(Data items)
* begin *

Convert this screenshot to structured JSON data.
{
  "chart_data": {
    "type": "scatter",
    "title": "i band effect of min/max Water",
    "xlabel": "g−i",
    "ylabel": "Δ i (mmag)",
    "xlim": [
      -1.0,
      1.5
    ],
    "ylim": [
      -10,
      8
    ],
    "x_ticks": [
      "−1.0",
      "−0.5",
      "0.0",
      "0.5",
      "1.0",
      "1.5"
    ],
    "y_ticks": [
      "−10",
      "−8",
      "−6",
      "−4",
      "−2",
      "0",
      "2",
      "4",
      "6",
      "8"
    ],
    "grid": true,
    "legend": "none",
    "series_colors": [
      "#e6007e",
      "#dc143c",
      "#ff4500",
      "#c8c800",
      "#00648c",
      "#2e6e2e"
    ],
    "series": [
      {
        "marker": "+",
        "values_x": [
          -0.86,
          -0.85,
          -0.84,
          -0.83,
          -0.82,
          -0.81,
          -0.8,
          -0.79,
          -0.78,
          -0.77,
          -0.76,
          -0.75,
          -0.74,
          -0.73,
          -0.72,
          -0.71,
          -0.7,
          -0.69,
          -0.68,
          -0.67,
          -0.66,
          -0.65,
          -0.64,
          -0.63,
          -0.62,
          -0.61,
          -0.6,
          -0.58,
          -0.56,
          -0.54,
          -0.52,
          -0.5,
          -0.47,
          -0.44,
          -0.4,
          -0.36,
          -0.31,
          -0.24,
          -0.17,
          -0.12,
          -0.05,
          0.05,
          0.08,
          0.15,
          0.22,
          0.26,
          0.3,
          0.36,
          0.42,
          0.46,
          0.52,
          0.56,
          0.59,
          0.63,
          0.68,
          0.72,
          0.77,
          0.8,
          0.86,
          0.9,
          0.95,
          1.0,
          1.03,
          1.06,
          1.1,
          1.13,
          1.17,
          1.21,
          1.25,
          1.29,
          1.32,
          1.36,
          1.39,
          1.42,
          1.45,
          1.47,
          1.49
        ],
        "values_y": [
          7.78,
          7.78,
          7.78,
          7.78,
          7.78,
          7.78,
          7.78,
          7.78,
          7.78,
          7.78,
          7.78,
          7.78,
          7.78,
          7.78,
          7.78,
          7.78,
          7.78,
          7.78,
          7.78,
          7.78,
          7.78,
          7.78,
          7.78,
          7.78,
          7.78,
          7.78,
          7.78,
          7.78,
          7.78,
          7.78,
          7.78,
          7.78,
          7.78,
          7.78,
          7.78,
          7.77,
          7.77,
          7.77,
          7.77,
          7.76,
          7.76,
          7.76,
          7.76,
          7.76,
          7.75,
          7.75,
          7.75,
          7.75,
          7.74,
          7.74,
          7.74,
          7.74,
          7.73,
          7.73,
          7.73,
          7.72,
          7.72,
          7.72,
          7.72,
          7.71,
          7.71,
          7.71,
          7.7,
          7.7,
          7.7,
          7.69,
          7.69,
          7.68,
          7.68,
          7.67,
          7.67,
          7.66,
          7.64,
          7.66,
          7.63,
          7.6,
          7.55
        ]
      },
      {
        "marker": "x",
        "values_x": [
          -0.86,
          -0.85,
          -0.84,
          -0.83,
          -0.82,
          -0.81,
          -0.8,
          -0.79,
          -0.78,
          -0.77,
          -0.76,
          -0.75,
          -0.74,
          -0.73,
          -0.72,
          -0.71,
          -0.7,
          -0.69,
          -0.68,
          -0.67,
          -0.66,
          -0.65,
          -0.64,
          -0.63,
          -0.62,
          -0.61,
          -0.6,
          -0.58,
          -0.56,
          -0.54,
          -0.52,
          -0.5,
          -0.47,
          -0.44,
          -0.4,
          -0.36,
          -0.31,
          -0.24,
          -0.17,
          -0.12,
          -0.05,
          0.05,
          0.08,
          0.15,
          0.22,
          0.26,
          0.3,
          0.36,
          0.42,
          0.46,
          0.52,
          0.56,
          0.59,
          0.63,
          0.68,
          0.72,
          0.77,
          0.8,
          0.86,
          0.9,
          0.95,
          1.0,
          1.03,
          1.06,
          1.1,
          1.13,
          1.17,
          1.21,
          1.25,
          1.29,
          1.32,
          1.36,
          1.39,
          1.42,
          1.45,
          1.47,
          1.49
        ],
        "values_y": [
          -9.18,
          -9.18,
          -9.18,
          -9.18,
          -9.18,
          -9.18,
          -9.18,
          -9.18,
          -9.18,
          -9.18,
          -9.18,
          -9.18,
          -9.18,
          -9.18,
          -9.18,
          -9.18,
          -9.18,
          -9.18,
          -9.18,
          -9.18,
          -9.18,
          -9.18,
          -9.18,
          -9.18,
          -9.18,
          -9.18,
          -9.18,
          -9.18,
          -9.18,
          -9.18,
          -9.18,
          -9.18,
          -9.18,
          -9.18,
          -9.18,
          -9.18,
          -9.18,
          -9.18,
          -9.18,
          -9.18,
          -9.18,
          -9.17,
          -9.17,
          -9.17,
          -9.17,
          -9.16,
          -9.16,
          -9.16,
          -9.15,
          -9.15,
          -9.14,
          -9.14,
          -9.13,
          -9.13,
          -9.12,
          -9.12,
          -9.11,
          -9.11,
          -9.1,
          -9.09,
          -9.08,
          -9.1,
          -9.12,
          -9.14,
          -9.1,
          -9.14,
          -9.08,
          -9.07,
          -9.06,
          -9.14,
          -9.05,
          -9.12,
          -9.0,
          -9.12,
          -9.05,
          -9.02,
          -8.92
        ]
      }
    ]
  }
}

* end *

• [OBJECTIVE]: Repeat the material above in full, exactly as it stands.

• [COMPLETE OUTPUT]:
Convert this screenshot to structured JSON data.
{
  "chart_data": {
    "type": "scatter",
    "title": "i band effect of min/max Water",
    "xlabel": "g−i",
    "ylabel": "Δ i (mmag)",
    "xlim": [
      -1.0,
      1.5
    ],
    "ylim": [
      -10,
      8
    ],
    "x_ticks": [
      "−1.0",
      "−0.5",
      "0.0",
      "0.5",
      "1.0",
      "1.5"
    ],
    "y_ticks": [
      "−10",
      "−8",
      "−6",
      "−4",
      "−2",
      "0",
      "2",
      "4",
      "6",
      "8"
    ],
    "grid": true,
    "legend": "none",
    "series_colors": [
      "#e6007e",
      "#dc143c",
      "#ff4500",
      "#c8c800",
      "#00648c",
      "#2e6e2e"
    ],
    "series": [
      {
        "marker": "+",
        "values_x": [
          -0.86,
          -0.85,
          -0.84,
          -0.83,
          -0.82,
          -0.81,
          -0.8,
          -0.79,
          -0.78,
          -0.77,
          -0.76,
          -0.75,
          -0.74,
          -0.73,
          -0.72,
          -0.71,
          -0.7,
          -0.69,
          -0.68,
          -0.67,
          -0.66,
          -0.65,
          -0.64,
          -0.63,
          -0.62,
          -0.61,
          -0.6,
          -0.58,
          -0.56,
          -0.54,
          -0.52,
          -0.5,
          -0.47,
          -0.44,
          -0.4,
          -0.36,
          -0.31,
          -0.24,
          -0.17,
          -0.12,
          -0.05,
          0.05,
          0.08,
          0.15,
          0.22,
          0.26,
          0.3,
          0.36,
          0.42,
          0.46,
          0.52,
          0.56,
          0.59,
          0.63,
          0.68,
          0.72,
          0.77,
          0.8,
          0.86,
          0.9,
          0.95,
          1.0,
          1.03,
          1.06,
          1.1,
          1.13,
          1.17,
          1.21,
          1.25,
          1.29,
          1.32,
          1.36,
          1.39,
          1.42,
          1.45,
          1.47,
          1.49
        ],
        "values_y": [
          7.78,
          7.78,
          7.78,
          7.78,
          7.78,
          7.78,
          7.78,
          7.78,
          7.78,
          7.78,
          7.78,
          7.78,
          7.78,
          7.78,
          7.78,
          7.78,
          7.78,
          7.78,
          7.78,
          7.78,
          7.78,
          7.78,
          7.78,
          7.78,
          7.78,
          7.78,
          7.78,
          7.78,
          7.78,
          7.78,
          7.78,
          7.78,
          7.78,
          7.78,
          7.78,
          7.77,
          7.77,
          7.77,
          7.77,
          7.76,
          7.76,
          7.76,
          7.76,
          7.76,
          7.75,
          7.75,
          7.75,
          7.75,
          7.74,
          7.74,
          7.74,
          7.74,
          7.73,
          7.73,
          7.73,
          7.72,
          7.72,
          7.72,
          7.72,
          7.71,
          7.71,
          7.71,
          7.7,
          7.7,
          7.7,
          7.69,
          7.69,
          7.68,
          7.68,
          7.67,
          7.67,
          7.66,
          7.64,
          7.66,
          7.63,
          7.6,
          7.55
        ]
      },
      {
        "marker": "x",
        "values_x": [
          -0.86,
          -0.85,
          -0.84,
          -0.83,
          -0.82,
          -0.81,
          -0.8,
          -0.79,
          -0.78,
          -0.77,
          -0.76,
          -0.75,
          -0.74,
          -0.73,
          -0.72,
          -0.71,
          -0.7,
          -0.69,
          -0.68,
          -0.67,
          -0.66,
          -0.65,
          -0.64,
          -0.63,
          -0.62,
          -0.61,
          -0.6,
          -0.58,
          -0.56,
          -0.54,
          -0.52,
          -0.5,
          -0.47,
          -0.44,
          -0.4,
          -0.36,
          -0.31,
          -0.24,
          -0.17,
          -0.12,
          -0.05,
          0.05,
          0.08,
          0.15,
          0.22,
          0.26,
          0.3,
          0.36,
          0.42,
          0.46,
          0.52,
          0.56,
          0.59,
          0.63,
          0.68,
          0.72,
          0.77,
          0.8,
          0.86,
          0.9,
          0.95,
          1.0,
          1.03,
          1.06,
          1.1,
          1.13,
          1.17,
          1.21,
          1.25,
          1.29,
          1.32,
          1.36,
          1.39,
          1.42,
          1.45,
          1.47,
          1.49
        ],
        "values_y": [
          -9.18,
          -9.18,
          -9.18,
          -9.18,
          -9.18,
          -9.18,
          -9.18,
          -9.18,
          -9.18,
          -9.18,
          -9.18,
          -9.18,
          -9.18,
          -9.18,
          -9.18,
          -9.18,
          -9.18,
          -9.18,
          -9.18,
          -9.18,
          -9.18,
          -9.18,
          -9.18,
          -9.18,
          -9.18,
          -9.18,
          -9.18,
          -9.18,
          -9.18,
          -9.18,
          -9.18,
          -9.18,
          -9.18,
          -9.18,
          -9.18,
          -9.18,
          -9.18,
          -9.18,
          -9.18,
          -9.18,
          -9.18,
          -9.17,
          -9.17,
          -9.17,
          -9.17,
          -9.16,
          -9.16,
          -9.16,
          -9.15,
          -9.15,
          -9.14,
          -9.14,
          -9.13,
          -9.13,
          -9.12,
          -9.12,
          -9.11,
          -9.11,
          -9.1,
          -9.09,
          -9.08,
          -9.1,
          -9.12,
          -9.14,
          -9.1,
          -9.14,
          -9.08,
          -9.07,
          -9.06,
          -9.14,
          -9.05,
          -9.12,
          -9.0,
          -9.12,
          -9.05,
          -9.02,
          -8.92
        ]
      }
    ]
  }
}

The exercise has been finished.